## Given exercise
Set the following entries down again exactly, line by line.

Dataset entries
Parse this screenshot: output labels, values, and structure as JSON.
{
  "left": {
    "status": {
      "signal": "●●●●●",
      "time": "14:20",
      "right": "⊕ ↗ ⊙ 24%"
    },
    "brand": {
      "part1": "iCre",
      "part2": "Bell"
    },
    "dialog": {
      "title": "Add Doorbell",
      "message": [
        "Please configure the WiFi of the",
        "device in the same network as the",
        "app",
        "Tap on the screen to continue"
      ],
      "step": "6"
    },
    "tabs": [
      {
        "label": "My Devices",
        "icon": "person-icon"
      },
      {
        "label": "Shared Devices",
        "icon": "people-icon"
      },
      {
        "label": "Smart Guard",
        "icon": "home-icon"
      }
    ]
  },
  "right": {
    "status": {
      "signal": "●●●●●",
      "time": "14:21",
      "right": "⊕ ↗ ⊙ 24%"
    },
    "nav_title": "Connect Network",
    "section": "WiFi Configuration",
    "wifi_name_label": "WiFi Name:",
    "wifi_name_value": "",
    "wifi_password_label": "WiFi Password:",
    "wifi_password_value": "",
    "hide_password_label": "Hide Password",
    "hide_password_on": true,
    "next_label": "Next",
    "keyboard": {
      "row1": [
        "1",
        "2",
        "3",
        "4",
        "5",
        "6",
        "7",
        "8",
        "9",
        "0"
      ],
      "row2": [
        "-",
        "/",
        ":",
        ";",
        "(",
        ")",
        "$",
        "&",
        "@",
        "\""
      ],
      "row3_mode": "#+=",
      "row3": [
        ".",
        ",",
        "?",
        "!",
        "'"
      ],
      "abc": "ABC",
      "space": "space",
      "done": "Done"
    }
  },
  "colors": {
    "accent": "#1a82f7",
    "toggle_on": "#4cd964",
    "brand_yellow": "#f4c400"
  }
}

## Response to this exercise
Parse this screenshot: output labels, values, and structure as JSON.
{
  "left": {
    "status": {
      "signal": "●●●●●",
      "time": "14:20",
      "right": "⊕ ↗ ⊙ 24%"
    },
    "brand": {
      "part1": "iCre",
      "part2": "Bell"
    },
    "dialog": {
      "title": "Add Doorbell",
      "message": [
        "Please configure the WiFi of the",
        "device in the same network as the",
        "app",
        "Tap on the screen to continue"
      ],
      "step": "6"
    },
    "tabs": [
      {
        "label": "My Devices",
        "icon": "person-icon"
      },
      {
        "label": "Shared Devices",
        "icon": "people-icon"
      },
      {
        "label": "Smart Guard",
        "icon": "home-icon"
      }
    ]
  },
  "right": {
    "status": {
      "signal": "●●●●●",
      "time": "14:21",
      "right": "⊕ ↗ ⊙ 24%"
    },
    "nav_title": "Connect Network",
    "section": "WiFi Configuration",
    "wifi_name_label": "WiFi Name:",
    "wifi_name_value": "",
    "wifi_password_label": "WiFi Password:",
    "wifi_password_value": "",
    "hide_password_label": "Hide Password",
    "hide_password_on": true,
    "next_label": "Next",
    "keyboard": {
      "row1": [
        "1",
        "2",
        "3",
        "4",
        "5",
        "6",
        "7",
        "8",
        "9",
        "0"
      ],
      "row2": [
        "-",
        "/",
        ":",
        ";",
        "(",
        ")",
        "$",
        "&",
        "@",
        "\""
      ],
      "row3_mode": "#+=",
      "row3": [
        ".",
        ",",
        "?",
        "!",
        "'"
      ],
      "abc": "ABC",
      "space": "space",
      "done": "Done"
    }
  },
  "colors": {
    "accent": "#1a82f7",
    "toggle_on": "#4cd964",
    "brand_yellow": "#f4c400"
  }
}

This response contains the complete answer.